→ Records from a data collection
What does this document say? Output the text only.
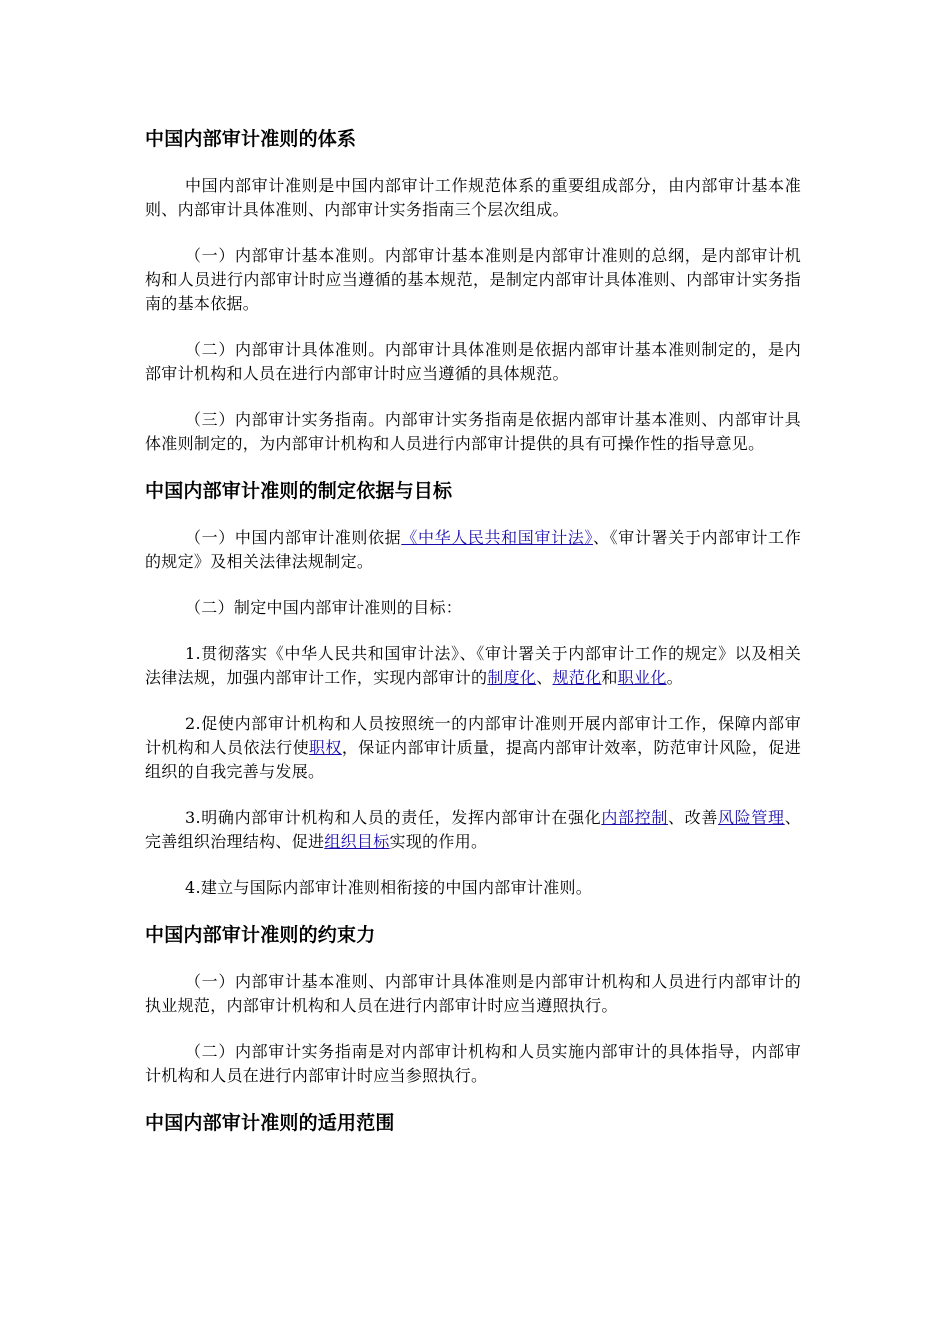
中国内部审计准则的体系

中国内部审计准则是中国内部审计工作规范体系的重要组成部分，由内部审计基本准则、内部审计具体准则、内部审计实务指南三个层次组成。

（一）内部审计基本准则。内部审计基本准则是内部审计准则的总纲，是内部审计机构和人员进行内部审计时应当遵循的基本规范，是制定内部审计具体准则、内部审计实务指南的基本依据。

（二）内部审计具体准则。内部审计具体准则是依据内部审计基本准则制定的，是内部审计机构和人员在进行内部审计时应当遵循的具体规范。

（三）内部审计实务指南。内部审计实务指南是依据内部审计基本准则、内部审计具体准则制定的，为内部审计机构和人员进行内部审计提供的具有可操作性的指导意见。

中国内部审计准则的制定依据与目标

（一）中国内部审计准则依据《中华人民共和国审计法》、《审计署关于内部审计工作的规定》及相关法律法规制定。

（二）制定中国内部审计准则的目标：

1.贯彻落实《中华人民共和国审计法》、《审计署关于内部审计工作的规定》以及相关法律法规，加强内部审计工作，实现内部审计的制度化、规范化和职业化。

2.促使内部审计机构和人员按照统一的内部审计准则开展内部审计工作，保障内部审计机构和人员依法行使职权，保证内部审计质量，提高内部审计效率，防范审计风险，促进组织的自我完善与发展。

3.明确内部审计机构和人员的责任，发挥内部审计在强化内部控制、改善风险管理、完善组织治理结构、促进组织目标实现的作用。

4.建立与国际内部审计准则相衔接的中国内部审计准则。

中国内部审计准则的约束力

（一）内部审计基本准则、内部审计具体准则是内部审计机构和人员进行内部审计的执业规范，内部审计机构和人员在进行内部审计时应当遵照执行。

（二）内部审计实务指南是对内部审计机构和人员实施内部审计的具体指导，内部审计机构和人员在进行内部审计时应当参照执行。

中国内部审计准则的适用范围
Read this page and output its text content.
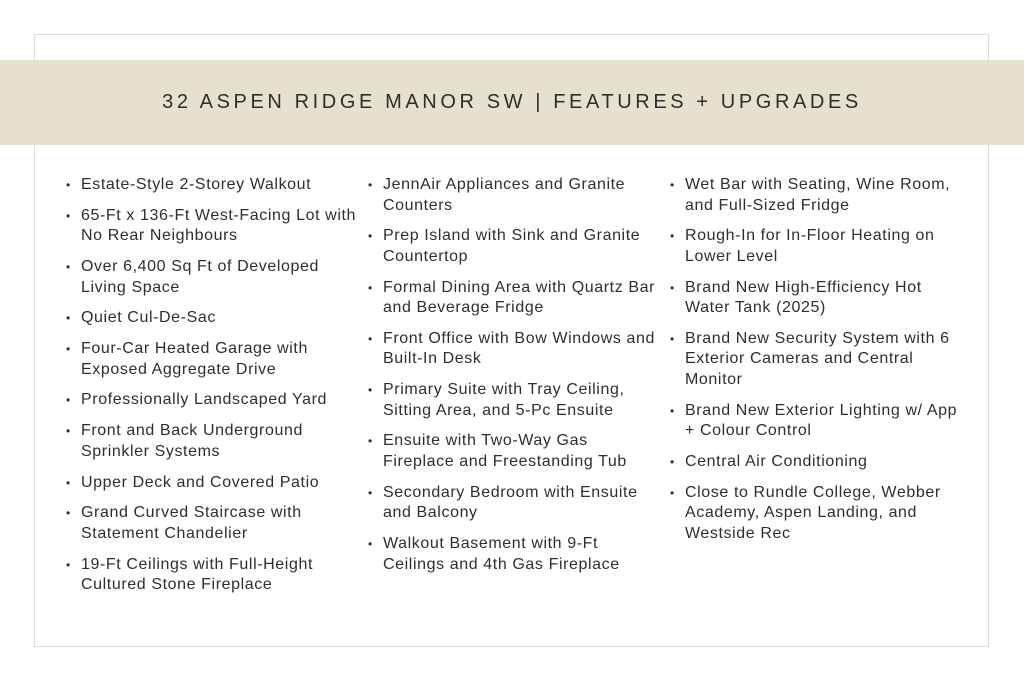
32 ASPEN RIDGE MANOR SW | FEATURES + UPGRADES
• Estate-Style 2-Storey Walkout
• 65-Ft x 136-Ft West-Facing Lot with No Rear Neighbours
• Over 6,400 Sq Ft of Developed Living Space
• Quiet Cul-De-Sac
• Four-Car Heated Garage with Exposed Aggregate Drive
• Professionally Landscaped Yard
• Front and Back Underground Sprinkler Systems
• Upper Deck and Covered Patio
• Grand Curved Staircase with Statement Chandelier
• 19-Ft Ceilings with Full-Height Cultured Stone Fireplace
• JennAir Appliances and Granite Counters
• Prep Island with Sink and Granite Countertop
• Formal Dining Area with Quartz Bar and Beverage Fridge
• Front Office with Bow Windows and Built-In Desk
• Primary Suite with Tray Ceiling, Sitting Area, and 5-Pc Ensuite
• Ensuite with Two-Way Gas Fireplace and Freestanding Tub
• Secondary Bedroom with Ensuite and Balcony
• Walkout Basement with 9-Ft Ceilings and 4th Gas Fireplace
• Wet Bar with Seating, Wine Room, and Full-Sized Fridge
• Rough-In for In-Floor Heating on Lower Level
• Brand New High-Efficiency Hot Water Tank (2025)
• Brand New Security System with 6 Exterior Cameras and Central Monitor
• Brand New Exterior Lighting w/ App + Colour Control
• Central Air Conditioning
• Close to Rundle College, Webber Academy, Aspen Landing, and Westside Rec
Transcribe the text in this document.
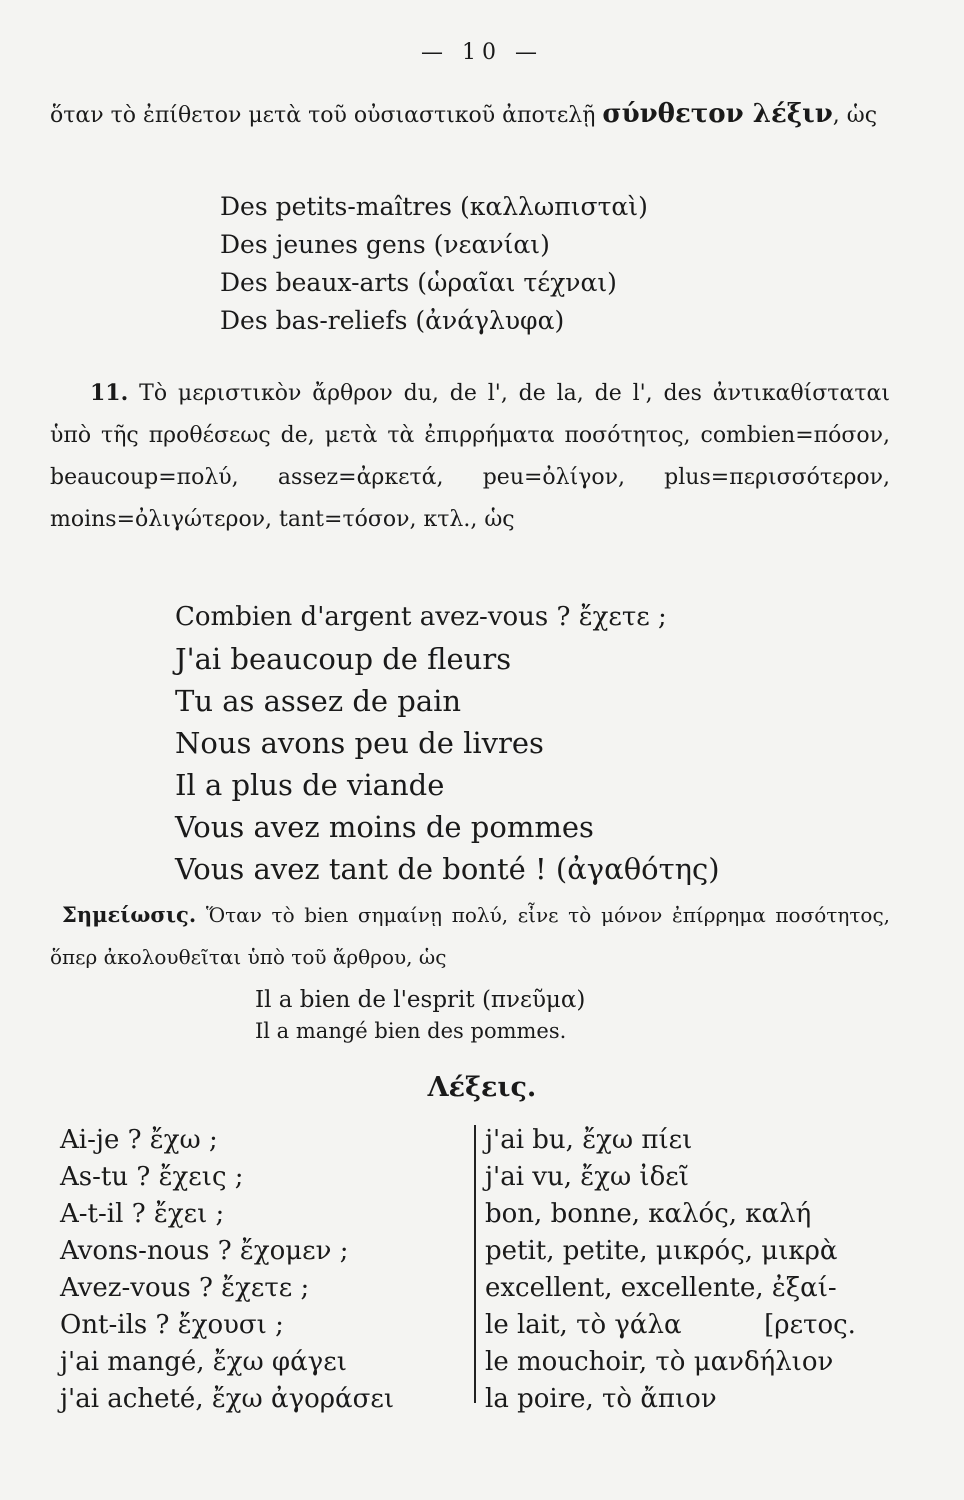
— 10 —
ὅταν τὸ ἐπίθετον μετὰ τοῦ οὐσιαστικοῦ ἀποτελῇ σύνθετον λέξιν, ὡς
Des petits-maîtres (καλλωπισταὶ)
Des jeunes gens (νεανίαι)
Des beaux-arts (ὡραῖαι τέχναι)
Des bas-reliefs (ἀνάγλυφα)
11. Τὸ μεριστικὸν ἄρθρον du, de l', de la, de l', des ἀντικαθίσταται ὑπὸ τῆς προθέσεως de, μετὰ τὰ ἐπιρρήματα ποσότητος, combien=πόσον, beaucoup=πολύ, assez=ἀρκετά, peu=ὀλίγον, plus=περισσότερον, moins=ὀλιγώτερον, tant=τόσον, κτλ., ὡς
Combien d'argent avez-vous ? ἔχετε ;
J'ai beaucoup de fleurs
Tu as assez de pain
Nous avons peu de livres
Il a plus de viande
Vous avez moins de pommes
Vous avez tant de bonté ! (ἀγαθότης)
Σημείωσις. Ὅταν τὸ bien σημαίνῃ πολύ, εἶνε τὸ μόνον ἐπίρρημα ποσότητος, ὅπερ ἀκολουθεῖται ὑπὸ τοῦ ἄρθρου, ὡς
Il a bien de l'esprit (πνεῦμα)
Il a mangé bien des pommes.
Λέξεις.
Ai-je ? ἔχω ;
As-tu ? ἔχεις ;
A-t-il ? ἔχει ;
Avons-nous ? ἔχομεν ;
Avez-vous ? ἔχετε ;
Ont-ils ? ἔχουσι ;
j'ai mangé, ἔχω φάγει
j'ai acheté, ἔχω ἀγοράσει
j'ai bu, ἔχω πίει
j'ai vu, ἔχω ἰδεῖ
bon, bonne, καλός, καλή
petit, petite, μικρός, μικρὰ
excellent, excellente, ἐξαί-
le lait, τὸ γάλα          [ρετος.
le mouchoir, τὸ μανδήλιον
la poire, τὸ ἄπιον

→ Your objective
Looking at the records above, work out how many lines include the word "Full", then give that number by itself.

→ Task output
2